-- Begin RECORD EXCERPTS --
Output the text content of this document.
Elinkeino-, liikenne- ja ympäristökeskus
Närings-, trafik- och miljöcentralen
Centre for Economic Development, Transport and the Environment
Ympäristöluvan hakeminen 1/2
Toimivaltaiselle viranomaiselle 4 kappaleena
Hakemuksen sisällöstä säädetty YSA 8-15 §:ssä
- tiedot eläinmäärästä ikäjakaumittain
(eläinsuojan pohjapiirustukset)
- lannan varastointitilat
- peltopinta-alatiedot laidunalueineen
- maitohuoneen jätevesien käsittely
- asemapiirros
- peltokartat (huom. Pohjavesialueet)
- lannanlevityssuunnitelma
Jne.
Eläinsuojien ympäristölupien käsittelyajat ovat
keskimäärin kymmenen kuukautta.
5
-- End RECORD EXCERPTS --
> EXERCISE OBJECTIVE: Each record above should be output again exactly.

> THE COMPLETED TASK:
Output the text content of this document.
Elinkeino-, liikenne- ja ympäristökeskus
Närings-, trafik- och miljöcentralen
Centre for Economic Development, Transport and the Environment
Ympäristöluvan hakeminen 1/2
Toimivaltaiselle viranomaiselle 4 kappaleena
Hakemuksen sisällöstä säädetty YSA 8-15 §:ssä
- tiedot eläinmäärästä ikäjakaumittain
(eläinsuojan pohjapiirustukset)
- lannan varastointitilat
- peltopinta-alatiedot laidunalueineen
- maitohuoneen jätevesien käsittely
- asemapiirros
- peltokartat (huom. Pohjavesialueet)
- lannanlevityssuunnitelma
Jne.
Eläinsuojien ympäristölupien käsittelyajat ovat
keskimäärin kymmenen kuukautta.
5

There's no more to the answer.